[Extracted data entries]
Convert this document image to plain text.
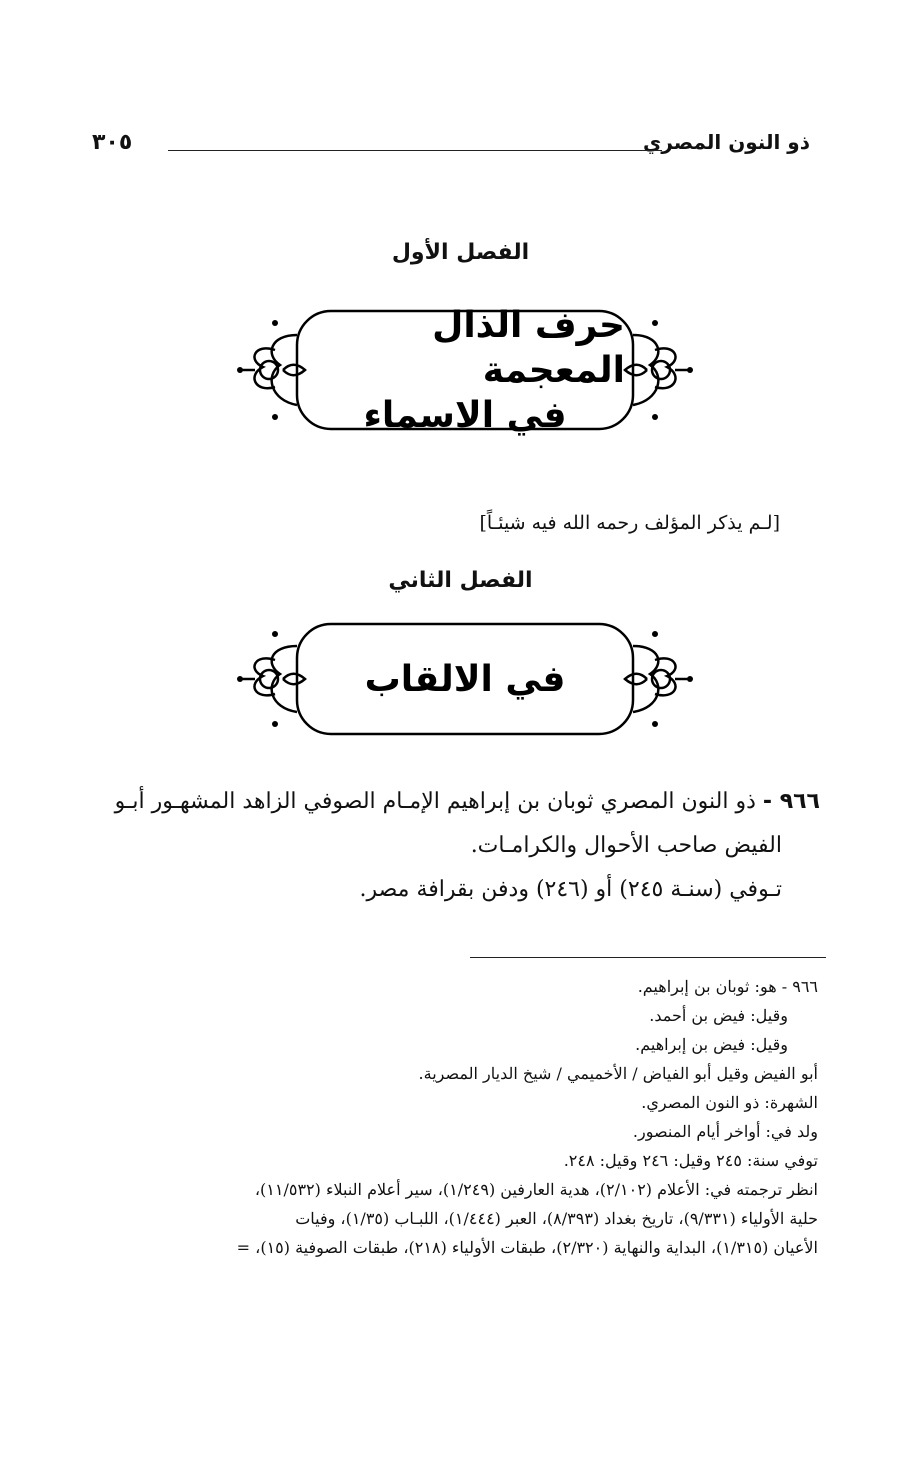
ذو النون المصري
٣٠٥
الفصل الأول
حرف الذال المعجمة
في الاسماء
[لـم يذكر المؤلف رحمه الله فيه شيئـاً]
الفصل الثاني
في الالقاب

٩٦٦ - ذو النون المصري ثوبان بن إبراهيم الإمـام الصوفي الزاهد المشهـور أبـو

الفيض صاحب الأحوال والكرامـات.

تـوفي (سنـة ٢٤٥) أو (٢٤٦) ودفن بقرافة مصر.

٩٦٦ - هو: ثوبان بن إبراهيم.
وقيل: فيض بن أحمد.
وقيل: فيض بن إبراهيم.
أبو الفيض وقيل أبو الفياض / الأخميمي / شيخ الديار المصرية.
الشهرة: ذو النون المصري.
ولد في: أواخر أيام المنصور.
توفي سنة: ٢٤٥ وقيل: ٢٤٦ وقيل: ٢٤٨.
انظر ترجمته في: الأعلام (٢/١٠٢)، هدية العارفين (١/٢٤٩)، سير أعلام النبلاء (١١/٥٣٢)،
حلية الأولياء (٩/٣٣١)، تاريخ بغداد (٨/٣٩٣)، العبر (١/٤٤٤)، اللبـاب (١/٣٥)، وفيات
الأعيان (١/٣١٥)، البداية والنهاية (٢/٣٢٠)، طبقات الأولياء (٢١٨)، طبقات الصوفية (١٥)، =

> [AIM]: Say how many lines above contain the string "ثوبان". Answer with the number only.

> [WRITTEN ANSWER]: 2